## Exercise directions
The entries contain pictures, which should not appear in the copy; everything else must be reproduced exactly.

————

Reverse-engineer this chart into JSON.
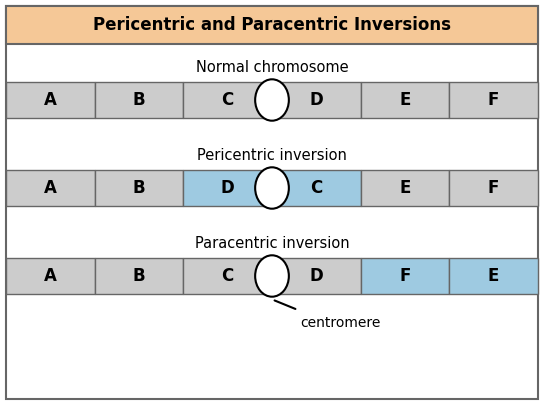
{
  "title": "Pericentric and Paracentric Inversions",
  "title_bg": "#f5c897",
  "title_fontsize": 12,
  "fig_bg": "#ffffff",
  "border_color": "#666666",
  "cell_bg_normal": "#cccccc",
  "cell_bg_highlight": "#9ecae1",
  "rows": [
    {
      "label": "Normal chromosome",
      "genes": [
        "A",
        "B",
        "C",
        "D",
        "E",
        "F"
      ],
      "highlights": [],
      "centromere_after": 2
    },
    {
      "label": "Pericentric inversion",
      "genes": [
        "A",
        "B",
        "D",
        "C",
        "E",
        "F"
      ],
      "highlights": [
        2,
        3
      ],
      "centromere_after": 2
    },
    {
      "label": "Paracentric inversion",
      "genes": [
        "A",
        "B",
        "C",
        "D",
        "F",
        "E"
      ],
      "highlights": [
        4,
        5
      ],
      "centromere_after": 2
    }
  ],
  "centromere_label": "centromere",
  "n_genes": 6,
  "label_fontsize": 10.5,
  "gene_fontsize": 12
}
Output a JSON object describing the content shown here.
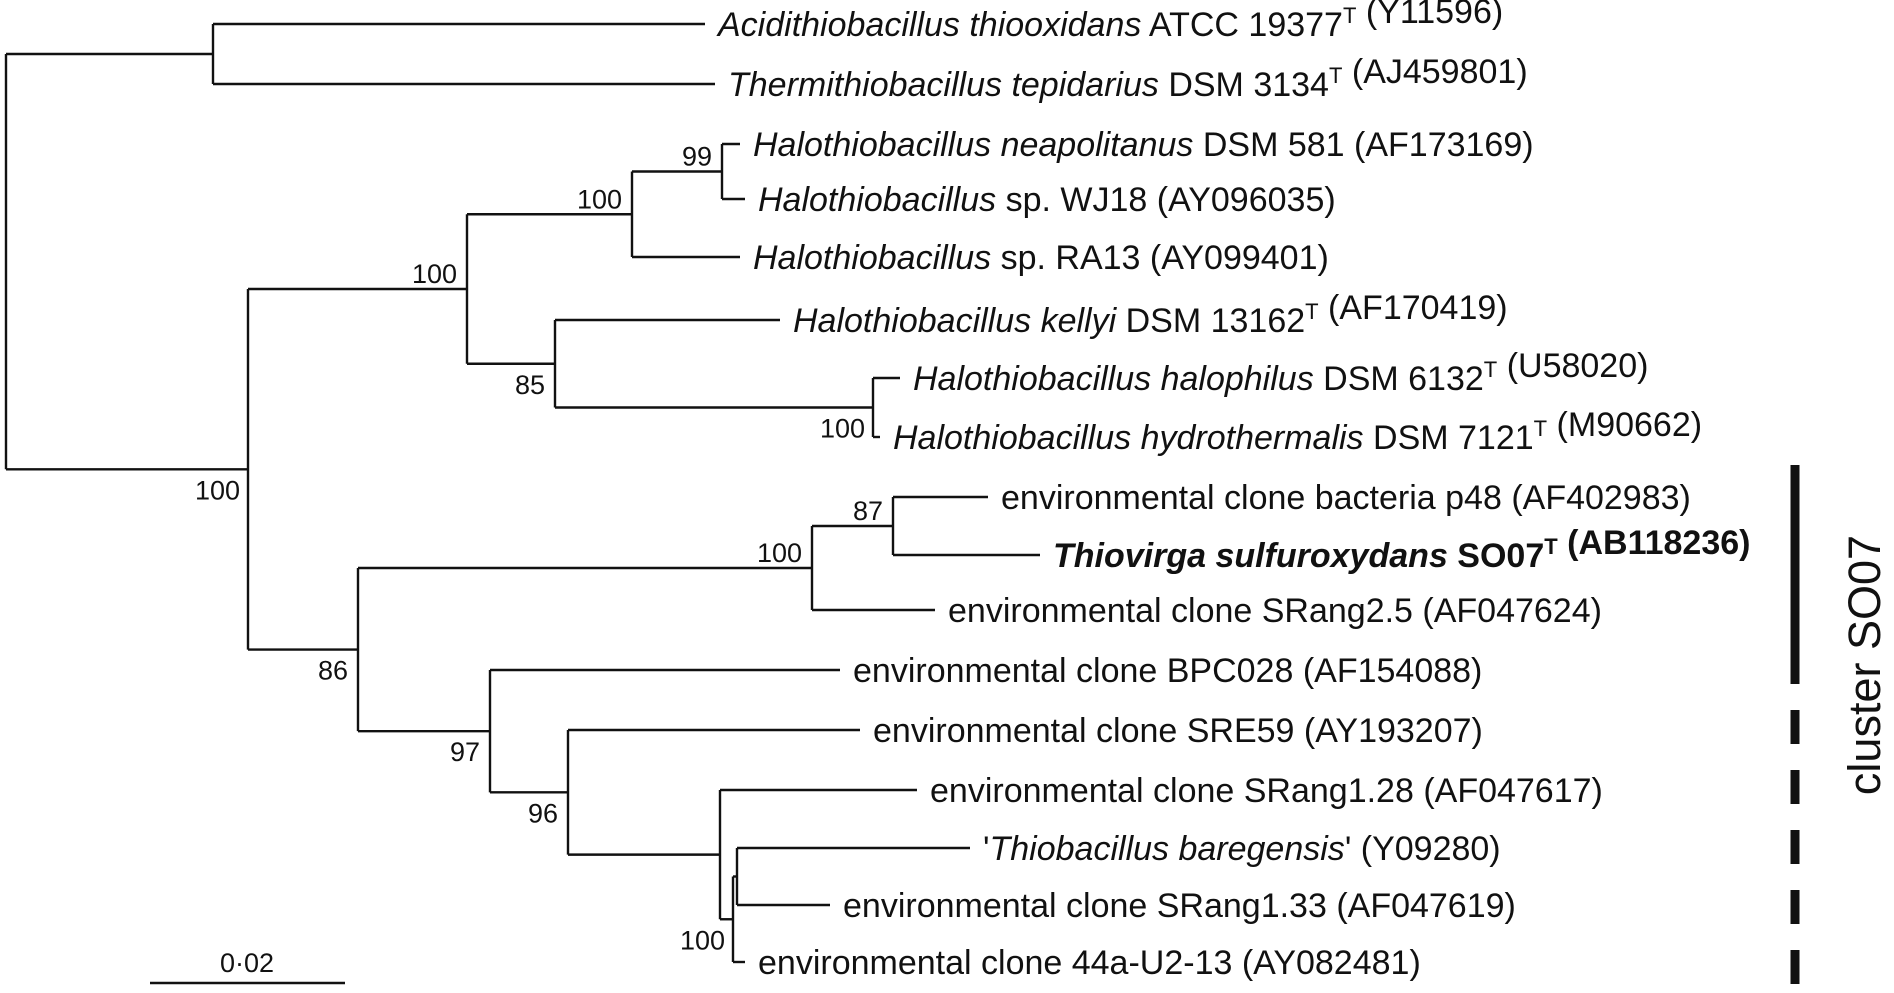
{
  "tree": {
    "taxa": [
      {
        "id": "t1",
        "parts": [
          {
            "t": "Acidithiobacillus thiooxidans",
            "i": true
          },
          {
            "t": " ATCC 19377"
          },
          {
            "t": "T",
            "sup": true
          },
          {
            "t": " (Y11596)"
          }
        ]
      },
      {
        "id": "t2",
        "parts": [
          {
            "t": "Thermithiobacillus tepidarius",
            "i": true
          },
          {
            "t": " DSM 3134"
          },
          {
            "t": "T",
            "sup": true
          },
          {
            "t": " (AJ459801)"
          }
        ]
      },
      {
        "id": "t3",
        "parts": [
          {
            "t": "Halothiobacillus neapolitanus",
            "i": true
          },
          {
            "t": " DSM 581 (AF173169)"
          }
        ]
      },
      {
        "id": "t4",
        "parts": [
          {
            "t": "Halothiobacillus",
            "i": true
          },
          {
            "t": " sp. WJ18 (AY096035)"
          }
        ]
      },
      {
        "id": "t5",
        "parts": [
          {
            "t": "Halothiobacillus",
            "i": true
          },
          {
            "t": " sp. RA13 (AY099401)"
          }
        ]
      },
      {
        "id": "t6",
        "parts": [
          {
            "t": "Halothiobacillus kellyi",
            "i": true
          },
          {
            "t": " DSM 13162"
          },
          {
            "t": "T",
            "sup": true
          },
          {
            "t": " (AF170419)"
          }
        ]
      },
      {
        "id": "t7",
        "parts": [
          {
            "t": "Halothiobacillus halophilus",
            "i": true
          },
          {
            "t": " DSM 6132"
          },
          {
            "t": "T",
            "sup": true
          },
          {
            "t": " (U58020)"
          }
        ]
      },
      {
        "id": "t8",
        "parts": [
          {
            "t": "Halothiobacillus hydrothermalis",
            "i": true
          },
          {
            "t": " DSM 7121"
          },
          {
            "t": "T",
            "sup": true
          },
          {
            "t": " (M90662)"
          }
        ]
      },
      {
        "id": "t9",
        "parts": [
          {
            "t": "environmental clone bacteria p48 (AF402983)"
          }
        ]
      },
      {
        "id": "t10",
        "parts": [
          {
            "t": "Thiovirga sulfuroxydans",
            "i": true,
            "b": true
          },
          {
            "t": " SO07",
            "b": true
          },
          {
            "t": "T",
            "sup": true,
            "b": true
          },
          {
            "t": " (AB118236)",
            "b": true
          }
        ]
      },
      {
        "id": "t11",
        "parts": [
          {
            "t": "environmental clone SRang2.5 (AF047624)"
          }
        ]
      },
      {
        "id": "t12",
        "parts": [
          {
            "t": "environmental clone BPC028 (AF154088)"
          }
        ]
      },
      {
        "id": "t13",
        "parts": [
          {
            "t": "environmental clone SRE59 (AY193207)"
          }
        ]
      },
      {
        "id": "t14",
        "parts": [
          {
            "t": "environmental clone SRang1.28 (AF047617)"
          }
        ]
      },
      {
        "id": "t15",
        "parts": [
          {
            "t": "'"
          },
          {
            "t": "Thiobacillus baregensis",
            "i": true
          },
          {
            "t": "' (Y09280)"
          }
        ]
      },
      {
        "id": "t16",
        "parts": [
          {
            "t": "environmental clone SRang1.33 (AF047619)"
          }
        ]
      },
      {
        "id": "t17",
        "parts": [
          {
            "t": "environmental clone 44a-U2-13 (AY082481)"
          }
        ]
      }
    ],
    "bootstrap": [
      {
        "node": "n_hal_neap",
        "value": "99"
      },
      {
        "node": "n_hal_sp",
        "value": "100"
      },
      {
        "node": "n_hal_all",
        "value": "100"
      },
      {
        "node": "n_hal_kel",
        "value": "85"
      },
      {
        "node": "n_hal_halo",
        "value": "100"
      },
      {
        "node": "n_ingroup",
        "value": "100"
      },
      {
        "node": "n_p48",
        "value": "87"
      },
      {
        "node": "n_so07",
        "value": "100"
      },
      {
        "node": "n_clusters",
        "value": "86"
      },
      {
        "node": "n_env",
        "value": "97"
      },
      {
        "node": "n_env2",
        "value": "96"
      },
      {
        "node": "n_baregensis",
        "value": "100"
      }
    ],
    "scale_bar": {
      "label": "0·02"
    },
    "cluster": {
      "label": "cluster SO07"
    }
  }
}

————

## Written solution
Reverse-engineer this chart into JSON.
{
  "title": "Pericentric and Paracentric Inversions",
  "title_bg": "#f5c897",
  "title_fontsize": 12,
  "fig_bg": "#ffffff",
  "border_color": "#666666",
  "cell_bg_normal": "#cccccc",
  "cell_bg_highlight": "#9ecae1",
  "rows": [
    {
      "label": "Normal chromosome",
      "genes": [
        "A",
        "B",
        "C",
        "D",
        "E",
        "F"
      ],
      "highlights": [],
      "centromere_after": 2
    },
    {
      "label": "Pericentric inversion",
      "genes": [
        "A",
        "B",
        "D",
        "C",
        "E",
        "F"
      ],
      "highlights": [
        2,
        3
      ],
      "centromere_after": 2
    },
    {
      "label": "Paracentric inversion",
      "genes": [
        "A",
        "B",
        "C",
        "D",
        "F",
        "E"
      ],
      "highlights": [
        4,
        5
      ],
      "centromere_after": 2
    }
  ],
  "centromere_label": "centromere",
  "n_genes": 6,
  "label_fontsize": 10.5,
  "gene_fontsize": 12
}
Output a JSON object describing the content shown here.
{
  "tree": {
    "taxa": [
      {
        "id": "t1",
        "parts": [
          {
            "t": "Acidithiobacillus thiooxidans",
            "i": true
          },
          {
            "t": " ATCC 19377"
          },
          {
            "t": "T",
            "sup": true
          },
          {
            "t": " (Y11596)"
          }
        ]
      },
      {
        "id": "t2",
        "parts": [
          {
            "t": "Thermithiobacillus tepidarius",
            "i": true
          },
          {
            "t": " DSM 3134"
          },
          {
            "t": "T",
            "sup": true
          },
          {
            "t": " (AJ459801)"
          }
        ]
      },
      {
        "id": "t3",
        "parts": [
          {
            "t": "Halothiobacillus neapolitanus",
            "i": true
          },
          {
            "t": " DSM 581 (AF173169)"
          }
        ]
      },
      {
        "id": "t4",
        "parts": [
          {
            "t": "Halothiobacillus",
            "i": true
          },
          {
            "t": " sp. WJ18 (AY096035)"
          }
        ]
      },
      {
        "id": "t5",
        "parts": [
          {
            "t": "Halothiobacillus",
            "i": true
          },
          {
            "t": " sp. RA13 (AY099401)"
          }
        ]
      },
      {
        "id": "t6",
        "parts": [
          {
            "t": "Halothiobacillus kellyi",
            "i": true
          },
          {
            "t": " DSM 13162"
          },
          {
            "t": "T",
            "sup": true
          },
          {
            "t": " (AF170419)"
          }
        ]
      },
      {
        "id": "t7",
        "parts": [
          {
            "t": "Halothiobacillus halophilus",
            "i": true
          },
          {
            "t": " DSM 6132"
          },
          {
            "t": "T",
            "sup": true
          },
          {
            "t": " (U58020)"
          }
        ]
      },
      {
        "id": "t8",
        "parts": [
          {
            "t": "Halothiobacillus hydrothermalis",
            "i": true
          },
          {
            "t": " DSM 7121"
          },
          {
            "t": "T",
            "sup": true
          },
          {
            "t": " (M90662)"
          }
        ]
      },
      {
        "id": "t9",
        "parts": [
          {
            "t": "environmental clone bacteria p48 (AF402983)"
          }
        ]
      },
      {
        "id": "t10",
        "parts": [
          {
            "t": "Thiovirga sulfuroxydans",
            "i": true,
            "b": true
          },
          {
            "t": " SO07",
            "b": true
          },
          {
            "t": "T",
            "sup": true,
            "b": true
          },
          {
            "t": " (AB118236)",
            "b": true
          }
        ]
      },
      {
        "id": "t11",
        "parts": [
          {
            "t": "environmental clone SRang2.5 (AF047624)"
          }
        ]
      },
      {
        "id": "t12",
        "parts": [
          {
            "t": "environmental clone BPC028 (AF154088)"
          }
        ]
      },
      {
        "id": "t13",
        "parts": [
          {
            "t": "environmental clone SRE59 (AY193207)"
          }
        ]
      },
      {
        "id": "t14",
        "parts": [
          {
            "t": "environmental clone SRang1.28 (AF047617)"
          }
        ]
      },
      {
        "id": "t15",
        "parts": [
          {
            "t": "'"
          },
          {
            "t": "Thiobacillus baregensis",
            "i": true
          },
          {
            "t": "' (Y09280)"
          }
        ]
      },
      {
        "id": "t16",
        "parts": [
          {
            "t": "environmental clone SRang1.33 (AF047619)"
          }
        ]
      },
      {
        "id": "t17",
        "parts": [
          {
            "t": "environmental clone 44a-U2-13 (AY082481)"
          }
        ]
      }
    ],
    "bootstrap": [
      {
        "node": "n_hal_neap",
        "value": "99"
      },
      {
        "node": "n_hal_sp",
        "value": "100"
      },
      {
        "node": "n_hal_all",
        "value": "100"
      },
      {
        "node": "n_hal_kel",
        "value": "85"
      },
      {
        "node": "n_hal_halo",
        "value": "100"
      },
      {
        "node": "n_ingroup",
        "value": "100"
      },
      {
        "node": "n_p48",
        "value": "87"
      },
      {
        "node": "n_so07",
        "value": "100"
      },
      {
        "node": "n_clusters",
        "value": "86"
      },
      {
        "node": "n_env",
        "value": "97"
      },
      {
        "node": "n_env2",
        "value": "96"
      },
      {
        "node": "n_baregensis",
        "value": "100"
      }
    ],
    "scale_bar": {
      "label": "0·02"
    },
    "cluster": {
      "label": "cluster SO07"
    }
  }
}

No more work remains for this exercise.